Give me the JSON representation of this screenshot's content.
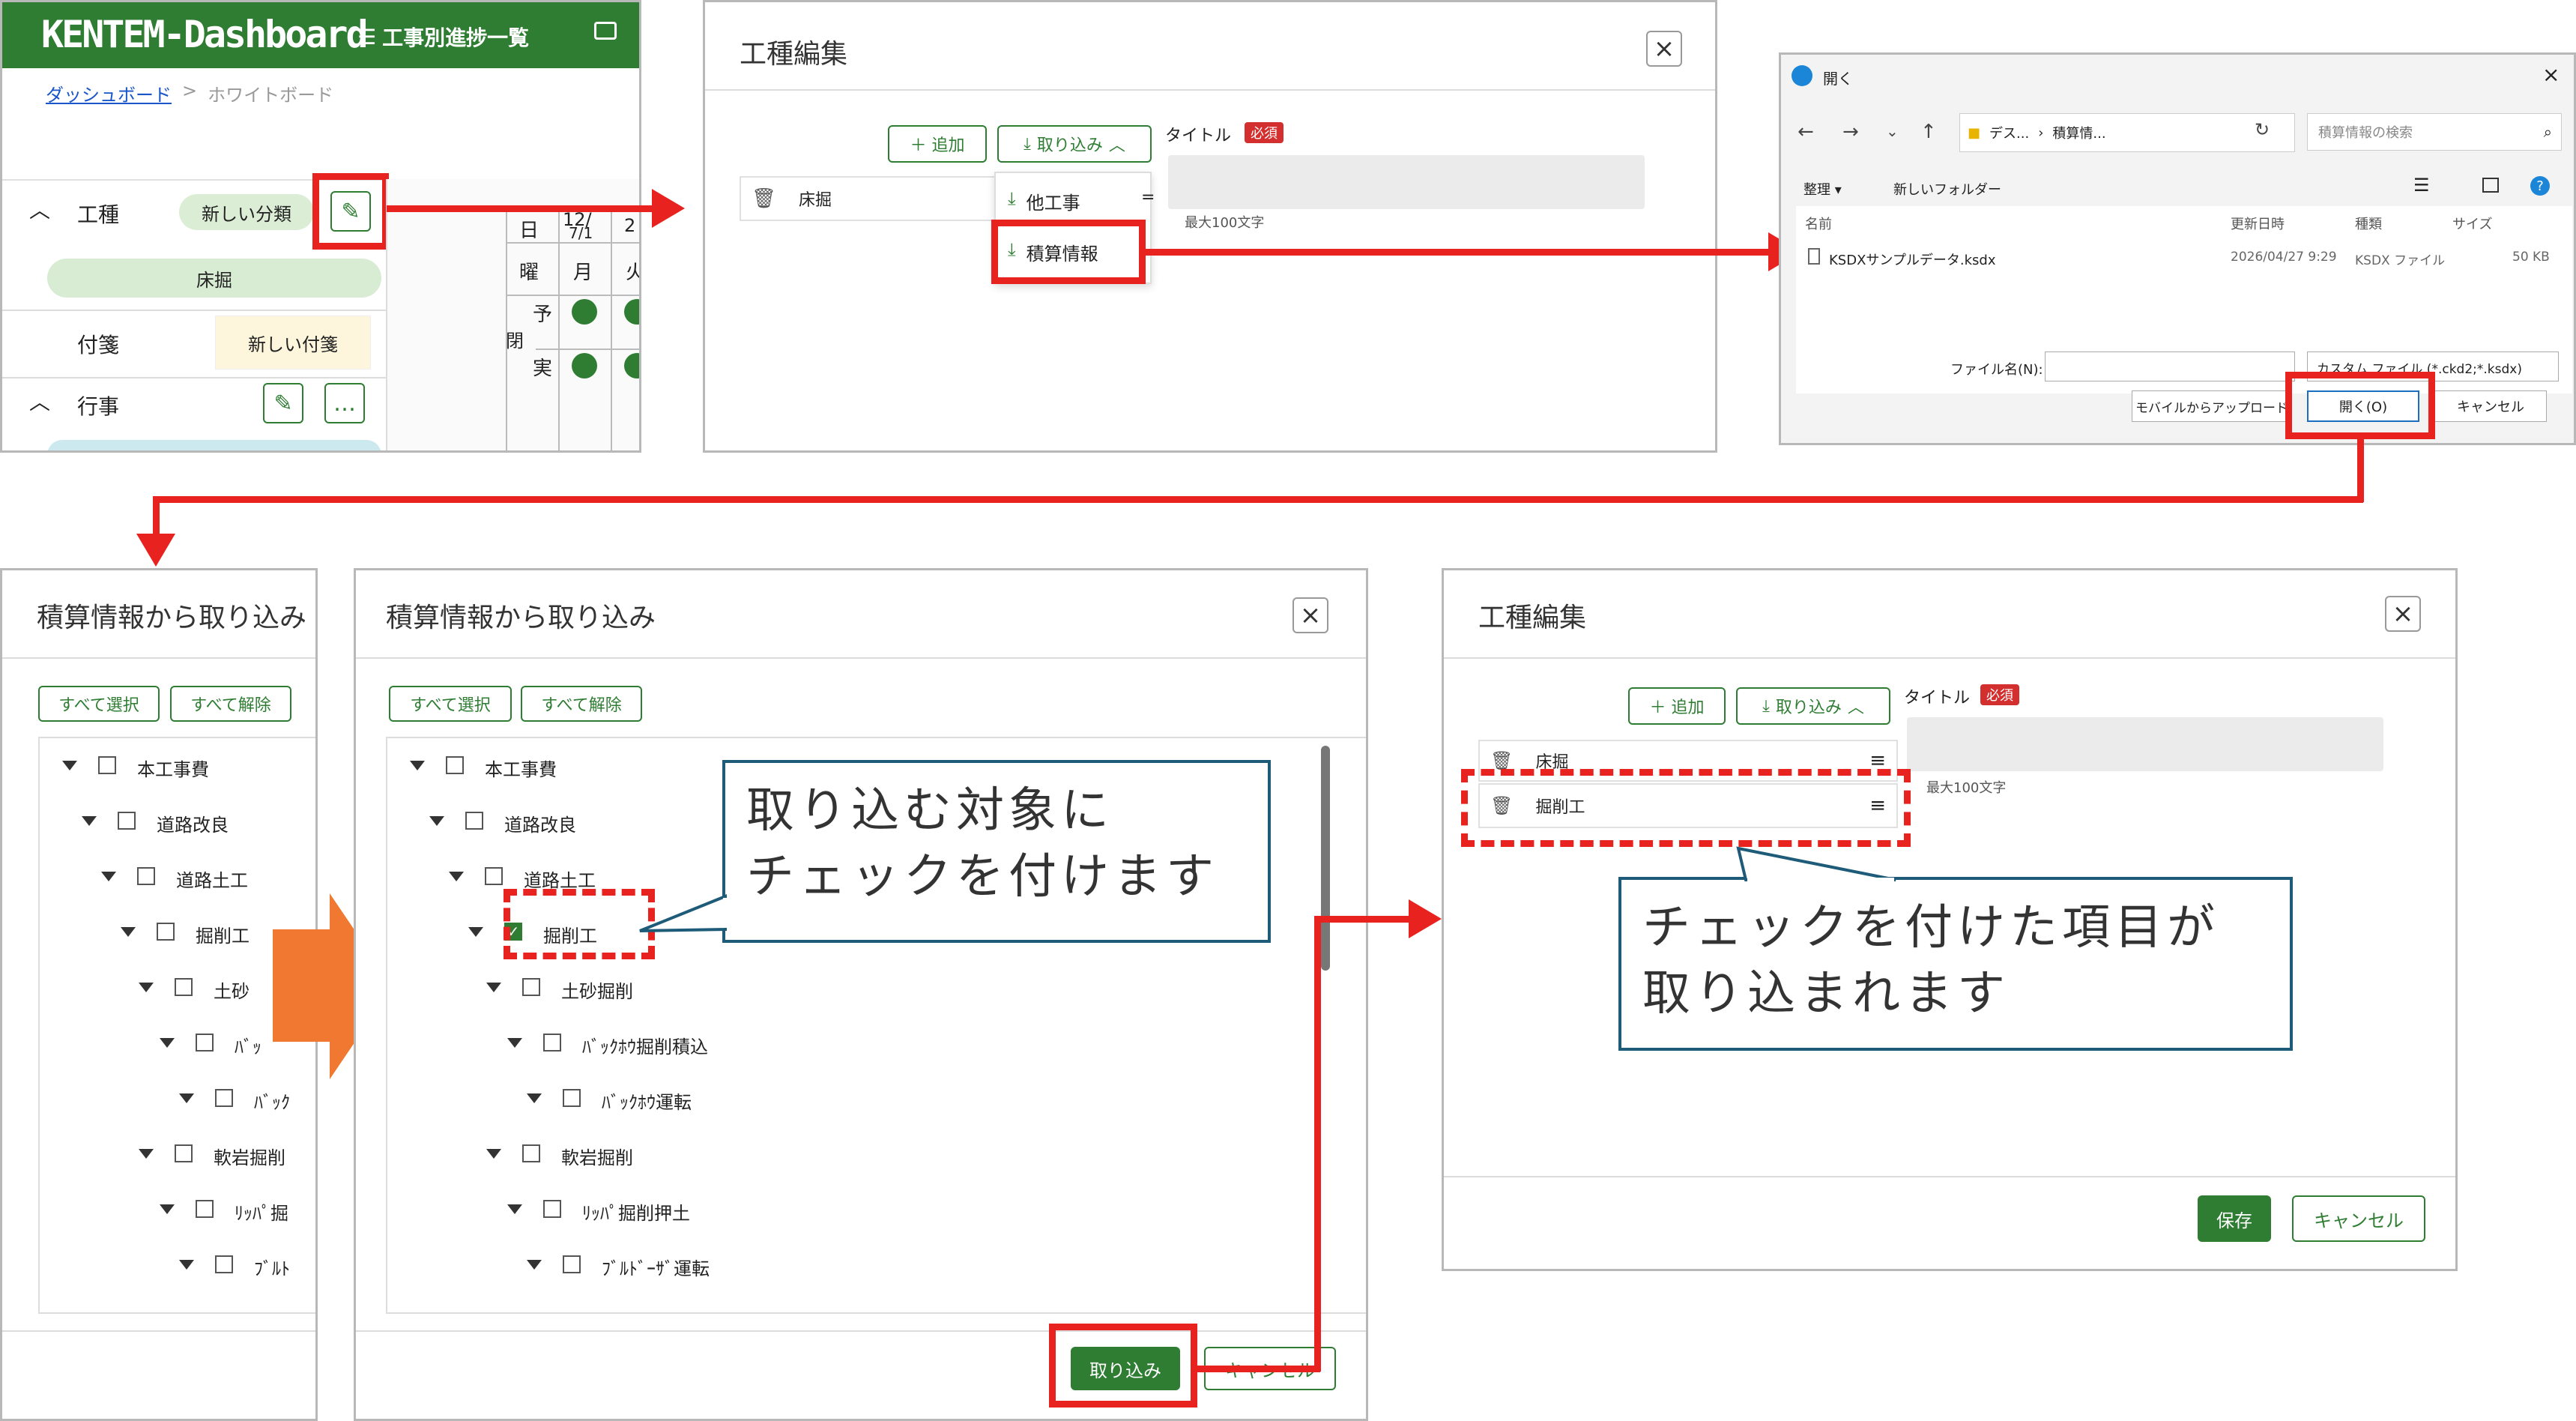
{
  "dashboard": {
    "brand": "KENTEM-Dashboard",
    "nav_label": "工事別進捗一覧",
    "breadcrumb_link": "ダッシュボード",
    "breadcrumb_sep": ">",
    "breadcrumb_current": "ホワイトボード",
    "section_kouji": "工種",
    "new_category_button": "新しい分類",
    "category_chip": "床掘",
    "section_fusen": "付箋",
    "new_fusen_button": "新しい付箋",
    "section_gyouji": "行事",
    "more_label": "…",
    "cal_day": "日",
    "cal_date1": "12/",
    "cal_date1b": "7/1",
    "cal_date2": "2",
    "cal_youbi": "曜",
    "cal_mon": "月",
    "cal_tue": "火",
    "cal_yotei": "予",
    "cal_kan": "閉",
    "cal_jisseki": "実"
  },
  "kousyu_edit_1": {
    "title": "工種編集",
    "close": "×",
    "add_button": "＋ 追加",
    "import_button": "取り込み",
    "title_label": "タイトル",
    "required_badge": "必須",
    "row_label": "床掘",
    "menu_other": "他工事",
    "menu_sekisan": "積算情報",
    "max_chars": "最大100文字"
  },
  "file_dialog": {
    "title": "開く",
    "path_1": "デス...",
    "path_2": "積算情...",
    "search_placeholder": "積算情報の検索",
    "organize": "整理 ▾",
    "new_folder": "新しいフォルダー",
    "col_name": "名前",
    "col_modified": "更新日時",
    "col_type": "種類",
    "col_size": "サイズ",
    "file_name": "KSDXサンプルデータ.ksdx",
    "file_date": "2026/04/27 9:29",
    "file_type": "KSDX ファイル",
    "file_size": "50 KB",
    "filename_label": "ファイル名(N):",
    "filter": "カスタム ファイル (*.ckd2;*.ksdx)",
    "mobile_upload": "モバイルからアップロード",
    "open_button": "開く(O)",
    "cancel_button": "キャンセル"
  },
  "import_dialog": {
    "title": "積算情報から取り込み",
    "select_all": "すべて選択",
    "deselect_all": "すべて解除",
    "tree": [
      "本工事費",
      "道路改良",
      "道路土工",
      "掘削工",
      "土砂掘削",
      "ﾊﾞｯｸﾎｳ掘削積込",
      "ﾊﾞｯｸﾎｳ運転",
      "軟岩掘削",
      "ﾘｯﾊﾟ掘削押土",
      "ﾌﾞﾙﾄﾞｰｻﾞ運転"
    ],
    "import_button": "取り込み",
    "cancel_button": "キャンセル"
  },
  "import_dialog_left": {
    "title": "積算情報から取り込み",
    "tree_trunc": [
      "本工事費",
      "道路改良",
      "道路土工",
      "掘削工",
      "土砂",
      "ﾊﾞｯ",
      "ﾊﾞｯｸ",
      "軟岩掘削",
      "ﾘｯﾊﾟ掘",
      "ﾌﾞﾙﾄ"
    ]
  },
  "kousyu_edit_2": {
    "title": "工種編集",
    "close": "×",
    "add_button": "＋ 追加",
    "import_button": "取り込み",
    "title_label": "タイトル",
    "required_badge": "必須",
    "row1": "床掘",
    "row2": "掘削工",
    "max_chars": "最大100文字",
    "save_button": "保存",
    "cancel_button": "キャンセル"
  },
  "callouts": {
    "check_target": "取り込む対象に\nチェックを付けます",
    "imported": "チェックを付けた項目が\n取り込まれます"
  },
  "colors": {
    "accent_green": "#2e7d32",
    "highlight_red": "#e8231f",
    "callout_border": "#1e5b78",
    "arrow_orange": "#f07830"
  }
}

+++++

# Objective
Transcribe all of the entries word for word, but skip any pictures they contain.

# Solution to this exercise
Give me the JSON representation of this screenshot's content.
{
  "dashboard": {
    "brand": "KENTEM-Dashboard",
    "nav_label": "工事別進捗一覧",
    "breadcrumb_link": "ダッシュボード",
    "breadcrumb_sep": ">",
    "breadcrumb_current": "ホワイトボード",
    "section_kouji": "工種",
    "new_category_button": "新しい分類",
    "category_chip": "床掘",
    "section_fusen": "付箋",
    "new_fusen_button": "新しい付箋",
    "section_gyouji": "行事",
    "more_label": "…",
    "cal_day": "日",
    "cal_date1": "12/",
    "cal_date1b": "7/1",
    "cal_date2": "2",
    "cal_youbi": "曜",
    "cal_mon": "月",
    "cal_tue": "火",
    "cal_yotei": "予",
    "cal_kan": "閉",
    "cal_jisseki": "実"
  },
  "kousyu_edit_1": {
    "title": "工種編集",
    "close": "×",
    "add_button": "＋ 追加",
    "import_button": "取り込み",
    "title_label": "タイトル",
    "required_badge": "必須",
    "row_label": "床掘",
    "menu_other": "他工事",
    "menu_sekisan": "積算情報",
    "max_chars": "最大100文字"
  },
  "file_dialog": {
    "title": "開く",
    "path_1": "デス...",
    "path_2": "積算情...",
    "search_placeholder": "積算情報の検索",
    "organize": "整理 ▾",
    "new_folder": "新しいフォルダー",
    "col_name": "名前",
    "col_modified": "更新日時",
    "col_type": "種類",
    "col_size": "サイズ",
    "file_name": "KSDXサンプルデータ.ksdx",
    "file_date": "2026/04/27 9:29",
    "file_type": "KSDX ファイル",
    "file_size": "50 KB",
    "filename_label": "ファイル名(N):",
    "filter": "カスタム ファイル (*.ckd2;*.ksdx)",
    "mobile_upload": "モバイルからアップロード",
    "open_button": "開く(O)",
    "cancel_button": "キャンセル"
  },
  "import_dialog": {
    "title": "積算情報から取り込み",
    "select_all": "すべて選択",
    "deselect_all": "すべて解除",
    "tree": [
      "本工事費",
      "道路改良",
      "道路土工",
      "掘削工",
      "土砂掘削",
      "ﾊﾞｯｸﾎｳ掘削積込",
      "ﾊﾞｯｸﾎｳ運転",
      "軟岩掘削",
      "ﾘｯﾊﾟ掘削押土",
      "ﾌﾞﾙﾄﾞｰｻﾞ運転"
    ],
    "import_button": "取り込み",
    "cancel_button": "キャンセル"
  },
  "import_dialog_left": {
    "title": "積算情報から取り込み",
    "tree_trunc": [
      "本工事費",
      "道路改良",
      "道路土工",
      "掘削工",
      "土砂",
      "ﾊﾞｯ",
      "ﾊﾞｯｸ",
      "軟岩掘削",
      "ﾘｯﾊﾟ掘",
      "ﾌﾞﾙﾄ"
    ]
  },
  "kousyu_edit_2": {
    "title": "工種編集",
    "close": "×",
    "add_button": "＋ 追加",
    "import_button": "取り込み",
    "title_label": "タイトル",
    "required_badge": "必須",
    "row1": "床掘",
    "row2": "掘削工",
    "max_chars": "最大100文字",
    "save_button": "保存",
    "cancel_button": "キャンセル"
  },
  "callouts": {
    "check_target": "取り込む対象に\nチェックを付けます",
    "imported": "チェックを付けた項目が\n取り込まれます"
  },
  "colors": {
    "accent_green": "#2e7d32",
    "highlight_red": "#e8231f",
    "callout_border": "#1e5b78",
    "arrow_orange": "#f07830"
  }
}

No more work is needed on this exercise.